### TASK PROMPT
Reproduce each line from the records that holds "color".

----

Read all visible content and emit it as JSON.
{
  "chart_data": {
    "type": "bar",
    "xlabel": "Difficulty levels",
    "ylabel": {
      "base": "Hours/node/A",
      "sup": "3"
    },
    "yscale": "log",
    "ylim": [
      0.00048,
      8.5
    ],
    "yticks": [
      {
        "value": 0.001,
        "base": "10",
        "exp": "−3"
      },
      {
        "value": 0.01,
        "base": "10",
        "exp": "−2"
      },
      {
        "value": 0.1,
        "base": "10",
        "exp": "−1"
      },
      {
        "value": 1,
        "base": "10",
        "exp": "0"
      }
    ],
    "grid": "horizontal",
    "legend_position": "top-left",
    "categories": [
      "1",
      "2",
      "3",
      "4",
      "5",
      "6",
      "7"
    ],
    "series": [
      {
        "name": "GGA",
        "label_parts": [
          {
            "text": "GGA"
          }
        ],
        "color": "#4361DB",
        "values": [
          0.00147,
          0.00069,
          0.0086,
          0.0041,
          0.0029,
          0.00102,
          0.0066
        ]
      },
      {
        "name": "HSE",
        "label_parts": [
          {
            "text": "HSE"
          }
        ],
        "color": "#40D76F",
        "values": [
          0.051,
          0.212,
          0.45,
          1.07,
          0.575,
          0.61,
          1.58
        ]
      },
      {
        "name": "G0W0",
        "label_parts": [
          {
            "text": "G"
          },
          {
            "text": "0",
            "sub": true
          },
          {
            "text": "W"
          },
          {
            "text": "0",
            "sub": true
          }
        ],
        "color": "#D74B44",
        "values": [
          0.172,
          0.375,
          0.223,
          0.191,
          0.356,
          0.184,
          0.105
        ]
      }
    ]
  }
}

----

### THE REPLY
        "color": "#4361DB",
        "color": "#40D76F",
        "color": "#D74B44",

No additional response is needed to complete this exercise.